OBJECTIVE: Below is a listing; reproduce each line of it exactly.

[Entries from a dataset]
▬▬▬▬▬▬

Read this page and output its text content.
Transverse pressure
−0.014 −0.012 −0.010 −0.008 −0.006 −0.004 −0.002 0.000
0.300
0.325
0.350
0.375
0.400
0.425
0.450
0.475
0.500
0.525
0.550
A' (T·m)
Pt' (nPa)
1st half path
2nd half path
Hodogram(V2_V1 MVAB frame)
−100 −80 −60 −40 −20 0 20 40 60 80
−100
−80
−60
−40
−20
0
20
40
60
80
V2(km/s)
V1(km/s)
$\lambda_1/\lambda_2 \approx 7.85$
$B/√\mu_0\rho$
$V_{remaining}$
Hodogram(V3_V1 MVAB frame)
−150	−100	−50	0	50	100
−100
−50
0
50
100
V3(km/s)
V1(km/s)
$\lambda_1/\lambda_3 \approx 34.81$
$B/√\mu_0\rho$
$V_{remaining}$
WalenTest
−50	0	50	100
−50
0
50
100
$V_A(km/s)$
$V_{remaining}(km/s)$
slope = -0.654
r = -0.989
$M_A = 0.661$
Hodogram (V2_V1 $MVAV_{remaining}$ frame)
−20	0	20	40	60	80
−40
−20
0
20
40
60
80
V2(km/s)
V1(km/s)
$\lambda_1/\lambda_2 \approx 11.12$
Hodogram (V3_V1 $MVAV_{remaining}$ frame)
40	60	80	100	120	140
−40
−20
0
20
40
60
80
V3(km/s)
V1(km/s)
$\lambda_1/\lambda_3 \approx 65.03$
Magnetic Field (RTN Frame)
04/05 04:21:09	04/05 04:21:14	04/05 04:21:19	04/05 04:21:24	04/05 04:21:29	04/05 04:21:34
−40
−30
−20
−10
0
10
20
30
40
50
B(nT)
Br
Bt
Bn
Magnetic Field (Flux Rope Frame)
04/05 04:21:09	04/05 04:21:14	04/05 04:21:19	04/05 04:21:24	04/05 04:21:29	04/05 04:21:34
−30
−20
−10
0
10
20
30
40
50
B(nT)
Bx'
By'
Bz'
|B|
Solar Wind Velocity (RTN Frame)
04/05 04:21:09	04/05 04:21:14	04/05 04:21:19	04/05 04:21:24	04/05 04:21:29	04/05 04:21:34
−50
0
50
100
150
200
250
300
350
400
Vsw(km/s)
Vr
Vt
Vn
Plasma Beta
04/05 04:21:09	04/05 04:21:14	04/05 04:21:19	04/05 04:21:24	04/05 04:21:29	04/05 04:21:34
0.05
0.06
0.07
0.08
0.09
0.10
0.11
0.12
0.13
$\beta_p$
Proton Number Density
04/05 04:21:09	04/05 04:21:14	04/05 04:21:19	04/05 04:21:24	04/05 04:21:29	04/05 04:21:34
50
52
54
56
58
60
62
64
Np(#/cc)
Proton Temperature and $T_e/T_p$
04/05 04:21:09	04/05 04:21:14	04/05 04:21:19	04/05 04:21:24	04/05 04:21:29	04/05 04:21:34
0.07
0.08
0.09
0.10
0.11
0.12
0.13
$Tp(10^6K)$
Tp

▬▬▬▬▬▬

RESPONSE TO THIS TASK:
Read this page and output its text content.
Transverse pressure
−0.014 −0.012 −0.010 −0.008 −0.006 −0.004 −0.002 0.000
0.300
0.325
0.350
0.375
0.400
0.425
0.450
0.475
0.500
0.525
0.550
A' (T·m)
Pt' (nPa)
1st half path
2nd half path
Hodogram(V2_V1 MVAB frame)
−100 −80 −60 −40 −20 0 20 40 60 80
−100
−80
−60
−40
−20
0
20
40
60
80
V2(km/s)
V1(km/s)
$\lambda_1/\lambda_2 \approx 7.85$
$B/√\mu_0\rho$
$V_{remaining}$
Hodogram(V3_V1 MVAB frame)
−150	−100	−50	0	50	100
−100
−50
0
50
100
V3(km/s)
V1(km/s)
$\lambda_1/\lambda_3 \approx 34.81$
$B/√\mu_0\rho$
$V_{remaining}$
WalenTest
−50	0	50	100
−50
0
50
100
$V_A(km/s)$
$V_{remaining}(km/s)$
slope = -0.654
r = -0.989
$M_A = 0.661$
Hodogram (V2_V1 $MVAV_{remaining}$ frame)
−20	0	20	40	60	80
−40
−20
0
20
40
60
80
V2(km/s)
V1(km/s)
$\lambda_1/\lambda_2 \approx 11.12$
Hodogram (V3_V1 $MVAV_{remaining}$ frame)
40	60	80	100	120	140
−40
−20
0
20
40
60
80
V3(km/s)
V1(km/s)
$\lambda_1/\lambda_3 \approx 65.03$
Magnetic Field (RTN Frame)
04/05 04:21:09	04/05 04:21:14	04/05 04:21:19	04/05 04:21:24	04/05 04:21:29	04/05 04:21:34
−40
−30
−20
−10
0
10
20
30
40
50
B(nT)
Br
Bt
Bn
Magnetic Field (Flux Rope Frame)
04/05 04:21:09	04/05 04:21:14	04/05 04:21:19	04/05 04:21:24	04/05 04:21:29	04/05 04:21:34
−30
−20
−10
0
10
20
30
40
50
B(nT)
Bx'
By'
Bz'
|B|
Solar Wind Velocity (RTN Frame)
04/05 04:21:09	04/05 04:21:14	04/05 04:21:19	04/05 04:21:24	04/05 04:21:29	04/05 04:21:34
−50
0
50
100
150
200
250
300
350
400
Vsw(km/s)
Vr
Vt
Vn
Plasma Beta
04/05 04:21:09	04/05 04:21:14	04/05 04:21:19	04/05 04:21:24	04/05 04:21:29	04/05 04:21:34
0.05
0.06
0.07
0.08
0.09
0.10
0.11
0.12
0.13
$\beta_p$
Proton Number Density
04/05 04:21:09	04/05 04:21:14	04/05 04:21:19	04/05 04:21:24	04/05 04:21:29	04/05 04:21:34
50
52
54
56
58
60
62
64
Np(#/cc)
Proton Temperature and $T_e/T_p$
04/05 04:21:09	04/05 04:21:14	04/05 04:21:19	04/05 04:21:24	04/05 04:21:29	04/05 04:21:34
0.07
0.08
0.09
0.10
0.11
0.12
0.13
$Tp(10^6K)$
Tp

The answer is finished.